Stated exercise: Give back the full listing, character for character, with no pictures.

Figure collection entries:
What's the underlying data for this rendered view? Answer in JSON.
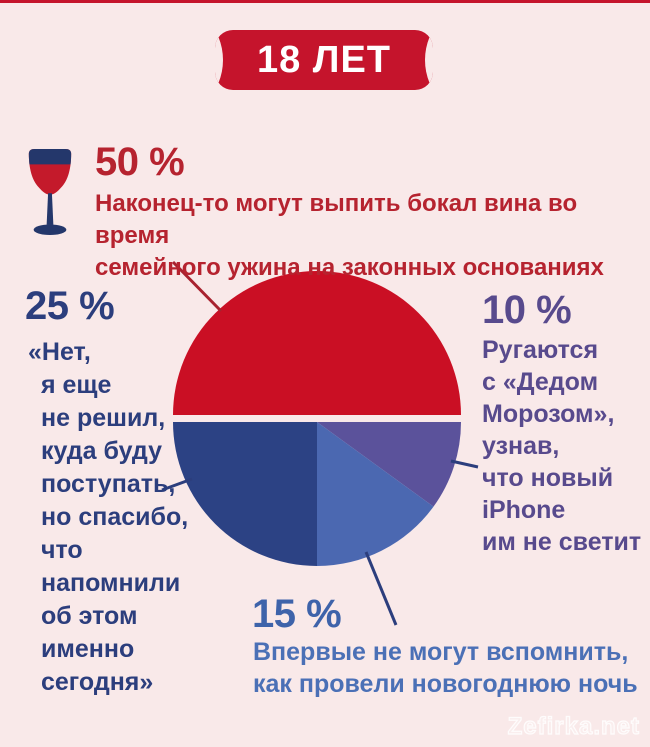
{
  "page": {
    "background": "#f9e9e9",
    "top_strip_color": "#c5142c",
    "watermark": "Zefirka.net"
  },
  "badge": {
    "label": "18 ЛЕТ",
    "bg": "#c5142c",
    "text_color": "#ffffff"
  },
  "chart_data": {
    "type": "pie",
    "title": "18 ЛЕТ",
    "legend_position": "callouts-around-pie",
    "grid": false,
    "slices": [
      {
        "label": "50 %",
        "value": 50,
        "color": "#ca0f24",
        "text_color": "#b6232f",
        "exploded": true,
        "description": "Наконец-то могут выпить бокал вина во время\nсемейного ужина на законных основаниях"
      },
      {
        "label": "10 %",
        "value": 10,
        "color": "#5b529b",
        "text_color": "#584a8d",
        "exploded": false,
        "description": "Ругаются\nс «Дедом\nМорозом»,\nузнав,\nчто новый\niPhone\nим не светит"
      },
      {
        "label": "15 %",
        "value": 15,
        "color": "#4b68b1",
        "text_color": "#4b70b6",
        "exploded": false,
        "description": "Впервые не могут вспомнить,\nкак провели новогоднюю ночь"
      },
      {
        "label": "25 %",
        "value": 25,
        "color": "#2c4284",
        "text_color": "#2c3e7d",
        "exploded": false,
        "description": "«Нет,\nя еще\nне решил,\nкуда буду\nпоступать,\nно спасибо,\nчто напомнили\nоб этом именно\nсегодня»"
      }
    ]
  },
  "icons": {
    "wine_glass": {
      "glass_color": "#24376b",
      "wine_color": "#c41a2b"
    }
  }
}
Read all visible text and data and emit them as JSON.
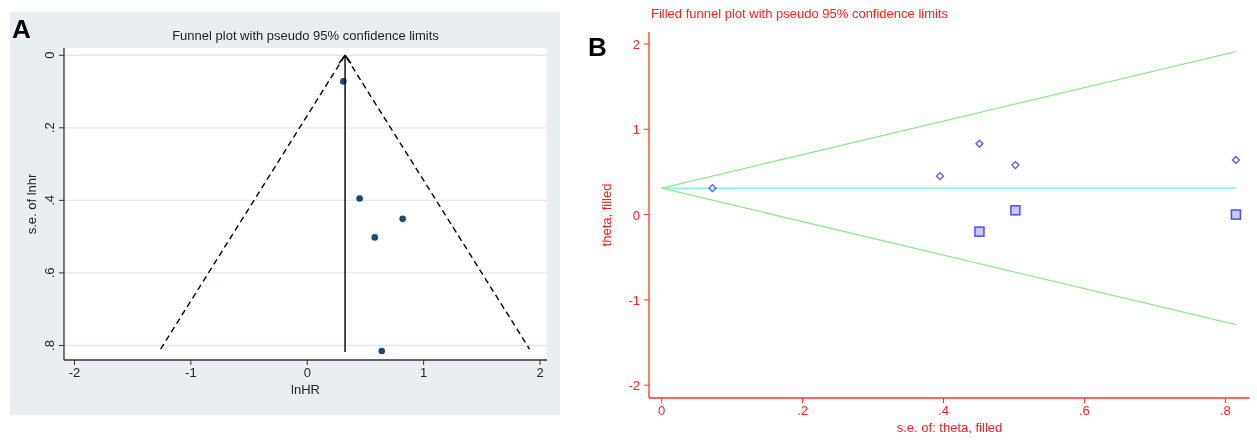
{
  "chart_data": [
    {
      "type": "scatter",
      "title": "Funnel plot with pseudo 95% confidence limits",
      "xlabel": "lnHR",
      "ylabel": "s.e. of lnhr",
      "annotations": [
        "A"
      ],
      "xlim": [
        -2.09,
        2.06
      ],
      "ylim": [
        0.84,
        -0.02
      ],
      "xticks": [
        -2,
        -1,
        0,
        1,
        2
      ],
      "yticks": [
        0,
        {
          "value": 0.2,
          "label": ".2"
        },
        {
          "value": 0.4,
          "label": ".4"
        },
        {
          "value": 0.6,
          "label": ".6"
        },
        {
          "value": 0.8,
          "label": ".8"
        }
      ],
      "grid": "y",
      "ref_lines": [
        {
          "axis": "x",
          "value": 0.325,
          "color": "#000000"
        }
      ],
      "series": [
        {
          "type": "line",
          "x": [
            -1.26,
            0.325,
            1.91
          ],
          "values": [
            0.81,
            0,
            0.81
          ],
          "color": "#000000",
          "line_style": "dashed",
          "marker": "none"
        },
        {
          "type": "scatter",
          "x": [
            0.31,
            0.45,
            0.82,
            0.58,
            0.64
          ],
          "values": [
            0.072,
            0.395,
            0.451,
            0.502,
            0.815
          ],
          "color": "#1a4a7a",
          "marker": "circle"
        }
      ]
    },
    {
      "type": "scatter",
      "title": "Filled funnel plot with pseudo 95% confidence limits",
      "xlabel": "s.e. of: theta, filled",
      "ylabel": "theta, filled",
      "annotations": [
        "B"
      ],
      "xlim": [
        -0.018,
        0.835
      ],
      "ylim": [
        -2.15,
        2.14
      ],
      "xticks": [
        0,
        {
          "value": 0.2,
          "label": ".2"
        },
        {
          "value": 0.4,
          "label": ".4"
        },
        {
          "value": 0.6,
          "label": ".6"
        },
        {
          "value": 0.8,
          "label": ".8"
        }
      ],
      "yticks": [
        -2,
        -1,
        0,
        1,
        2
      ],
      "series": [
        {
          "type": "line",
          "x": [
            0,
            0.815
          ],
          "values": [
            0.31,
            0.31
          ],
          "color": "#66eeee",
          "line_style": "solid",
          "marker": "none"
        },
        {
          "type": "line",
          "x": [
            0,
            0.815
          ],
          "values": [
            0.31,
            1.91
          ],
          "color": "#90e890",
          "line_style": "solid",
          "marker": "none"
        },
        {
          "type": "line",
          "x": [
            0,
            0.815
          ],
          "values": [
            0.31,
            -1.29
          ],
          "color": "#90e890",
          "line_style": "solid",
          "marker": "none"
        },
        {
          "type": "scatter",
          "x": [
            0.072,
            0.395,
            0.451,
            0.502,
            0.815
          ],
          "values": [
            0.31,
            0.45,
            0.83,
            0.58,
            0.64
          ],
          "color": "#4a4aff",
          "marker": "diamond"
        },
        {
          "type": "scatter",
          "x": [
            0.451,
            0.502,
            0.815
          ],
          "values": [
            -0.2,
            0.05,
            0
          ],
          "color": "#4a4aff",
          "marker": "square"
        }
      ]
    }
  ]
}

Worked solution:
What's the underlying data for this rendered view? Answer in JSON.
{
  "page": {
    "background": "#f9e9e9",
    "top_strip_color": "#c5142c",
    "watermark": "Zefirka.net"
  },
  "badge": {
    "label": "18 ЛЕТ",
    "bg": "#c5142c",
    "text_color": "#ffffff"
  },
  "chart_data": {
    "type": "pie",
    "title": "18 ЛЕТ",
    "legend_position": "callouts-around-pie",
    "grid": false,
    "slices": [
      {
        "label": "50 %",
        "value": 50,
        "color": "#ca0f24",
        "text_color": "#b6232f",
        "exploded": true,
        "description": "Наконец-то могут выпить бокал вина во время\nсемейного ужина на законных основаниях"
      },
      {
        "label": "10 %",
        "value": 10,
        "color": "#5b529b",
        "text_color": "#584a8d",
        "exploded": false,
        "description": "Ругаются\nс «Дедом\nМорозом»,\nузнав,\nчто новый\niPhone\nим не светит"
      },
      {
        "label": "15 %",
        "value": 15,
        "color": "#4b68b1",
        "text_color": "#4b70b6",
        "exploded": false,
        "description": "Впервые не могут вспомнить,\nкак провели новогоднюю ночь"
      },
      {
        "label": "25 %",
        "value": 25,
        "color": "#2c4284",
        "text_color": "#2c3e7d",
        "exploded": false,
        "description": "«Нет,\nя еще\nне решил,\nкуда буду\nпоступать,\nно спасибо,\nчто напомнили\nоб этом именно\nсегодня»"
      }
    ]
  },
  "icons": {
    "wine_glass": {
      "glass_color": "#24376b",
      "wine_color": "#c41a2b"
    }
  }
}
Read all visible text and data and emit them as JSON.
{
  "chart_data": [
    {
      "type": "scatter",
      "title": "Funnel plot with pseudo 95% confidence limits",
      "xlabel": "lnHR",
      "ylabel": "s.e. of lnhr",
      "annotations": [
        "A"
      ],
      "xlim": [
        -2.09,
        2.06
      ],
      "ylim": [
        0.84,
        -0.02
      ],
      "xticks": [
        -2,
        -1,
        0,
        1,
        2
      ],
      "yticks": [
        0,
        {
          "value": 0.2,
          "label": ".2"
        },
        {
          "value": 0.4,
          "label": ".4"
        },
        {
          "value": 0.6,
          "label": ".6"
        },
        {
          "value": 0.8,
          "label": ".8"
        }
      ],
      "grid": "y",
      "ref_lines": [
        {
          "axis": "x",
          "value": 0.325,
          "color": "#000000"
        }
      ],
      "series": [
        {
          "type": "line",
          "x": [
            -1.26,
            0.325,
            1.91
          ],
          "values": [
            0.81,
            0,
            0.81
          ],
          "color": "#000000",
          "line_style": "dashed",
          "marker": "none"
        },
        {
          "type": "scatter",
          "x": [
            0.31,
            0.45,
            0.82,
            0.58,
            0.64
          ],
          "values": [
            0.072,
            0.395,
            0.451,
            0.502,
            0.815
          ],
          "color": "#1a4a7a",
          "marker": "circle"
        }
      ]
    },
    {
      "type": "scatter",
      "title": "Filled funnel plot with pseudo 95% confidence limits",
      "xlabel": "s.e. of: theta, filled",
      "ylabel": "theta, filled",
      "annotations": [
        "B"
      ],
      "xlim": [
        -0.018,
        0.835
      ],
      "ylim": [
        -2.15,
        2.14
      ],
      "xticks": [
        0,
        {
          "value": 0.2,
          "label": ".2"
        },
        {
          "value": 0.4,
          "label": ".4"
        },
        {
          "value": 0.6,
          "label": ".6"
        },
        {
          "value": 0.8,
          "label": ".8"
        }
      ],
      "yticks": [
        -2,
        -1,
        0,
        1,
        2
      ],
      "series": [
        {
          "type": "line",
          "x": [
            0,
            0.815
          ],
          "values": [
            0.31,
            0.31
          ],
          "color": "#66eeee",
          "line_style": "solid",
          "marker": "none"
        },
        {
          "type": "line",
          "x": [
            0,
            0.815
          ],
          "values": [
            0.31,
            1.91
          ],
          "color": "#90e890",
          "line_style": "solid",
          "marker": "none"
        },
        {
          "type": "line",
          "x": [
            0,
            0.815
          ],
          "values": [
            0.31,
            -1.29
          ],
          "color": "#90e890",
          "line_style": "solid",
          "marker": "none"
        },
        {
          "type": "scatter",
          "x": [
            0.072,
            0.395,
            0.451,
            0.502,
            0.815
          ],
          "values": [
            0.31,
            0.45,
            0.83,
            0.58,
            0.64
          ],
          "color": "#4a4aff",
          "marker": "diamond"
        },
        {
          "type": "scatter",
          "x": [
            0.451,
            0.502,
            0.815
          ],
          "values": [
            -0.2,
            0.05,
            0
          ],
          "color": "#4a4aff",
          "marker": "square"
        }
      ]
    }
  ]
}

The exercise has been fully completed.